EXERCISE REQUIREMENTS: Show all lines holding the string "generales".

══ STORED DATA

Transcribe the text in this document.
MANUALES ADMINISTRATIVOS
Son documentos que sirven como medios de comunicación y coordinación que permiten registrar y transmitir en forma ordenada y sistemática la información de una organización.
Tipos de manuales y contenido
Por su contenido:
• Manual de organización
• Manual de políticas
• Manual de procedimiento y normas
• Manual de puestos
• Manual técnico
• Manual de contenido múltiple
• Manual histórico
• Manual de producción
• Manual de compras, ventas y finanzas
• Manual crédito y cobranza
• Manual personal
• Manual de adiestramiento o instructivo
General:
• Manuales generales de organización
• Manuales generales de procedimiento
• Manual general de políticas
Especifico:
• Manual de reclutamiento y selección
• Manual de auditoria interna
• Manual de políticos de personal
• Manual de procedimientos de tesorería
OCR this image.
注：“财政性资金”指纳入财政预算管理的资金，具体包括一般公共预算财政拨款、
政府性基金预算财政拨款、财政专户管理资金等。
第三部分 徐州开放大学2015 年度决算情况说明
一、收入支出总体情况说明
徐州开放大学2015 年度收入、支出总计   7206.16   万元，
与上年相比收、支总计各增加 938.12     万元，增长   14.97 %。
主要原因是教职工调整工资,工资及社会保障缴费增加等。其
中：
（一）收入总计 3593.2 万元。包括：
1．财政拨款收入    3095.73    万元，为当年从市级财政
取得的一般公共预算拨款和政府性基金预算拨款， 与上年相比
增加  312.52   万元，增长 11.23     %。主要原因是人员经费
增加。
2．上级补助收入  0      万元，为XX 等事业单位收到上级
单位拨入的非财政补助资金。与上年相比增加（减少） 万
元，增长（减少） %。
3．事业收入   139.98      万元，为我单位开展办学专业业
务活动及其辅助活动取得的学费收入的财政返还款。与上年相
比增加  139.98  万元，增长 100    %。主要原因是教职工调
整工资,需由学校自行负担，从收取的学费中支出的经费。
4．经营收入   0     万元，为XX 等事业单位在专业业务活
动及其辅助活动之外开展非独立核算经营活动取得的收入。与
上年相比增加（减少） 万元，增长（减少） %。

════

RESPONSE TO THIS TASK:
• Manuales generales de organización
• Manuales generales de procedimiento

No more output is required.